Required work
Output the data exactly, with every line intact.

Data records
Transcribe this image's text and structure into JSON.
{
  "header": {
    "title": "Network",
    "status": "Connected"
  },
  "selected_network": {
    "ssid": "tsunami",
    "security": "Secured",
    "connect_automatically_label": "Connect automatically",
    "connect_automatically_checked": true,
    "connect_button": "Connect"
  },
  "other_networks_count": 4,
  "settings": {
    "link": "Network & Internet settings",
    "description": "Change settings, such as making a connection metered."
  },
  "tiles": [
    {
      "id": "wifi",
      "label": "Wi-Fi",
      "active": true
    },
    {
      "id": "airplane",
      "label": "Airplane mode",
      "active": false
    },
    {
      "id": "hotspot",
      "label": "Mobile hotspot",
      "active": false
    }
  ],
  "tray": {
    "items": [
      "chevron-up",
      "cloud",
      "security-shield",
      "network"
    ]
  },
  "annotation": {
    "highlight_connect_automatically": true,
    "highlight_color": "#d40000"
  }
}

Answer for this exercise
Transcribe this image's text and structure into JSON.
{
  "header": {
    "title": "Network",
    "status": "Connected"
  },
  "selected_network": {
    "ssid": "tsunami",
    "security": "Secured",
    "connect_automatically_label": "Connect automatically",
    "connect_automatically_checked": true,
    "connect_button": "Connect"
  },
  "other_networks_count": 4,
  "settings": {
    "link": "Network & Internet settings",
    "description": "Change settings, such as making a connection metered."
  },
  "tiles": [
    {
      "id": "wifi",
      "label": "Wi-Fi",
      "active": true
    },
    {
      "id": "airplane",
      "label": "Airplane mode",
      "active": false
    },
    {
      "id": "hotspot",
      "label": "Mobile hotspot",
      "active": false
    }
  ],
  "tray": {
    "items": [
      "chevron-up",
      "cloud",
      "security-shield",
      "network"
    ]
  },
  "annotation": {
    "highlight_connect_automatically": true,
    "highlight_color": "#d40000"
  }
}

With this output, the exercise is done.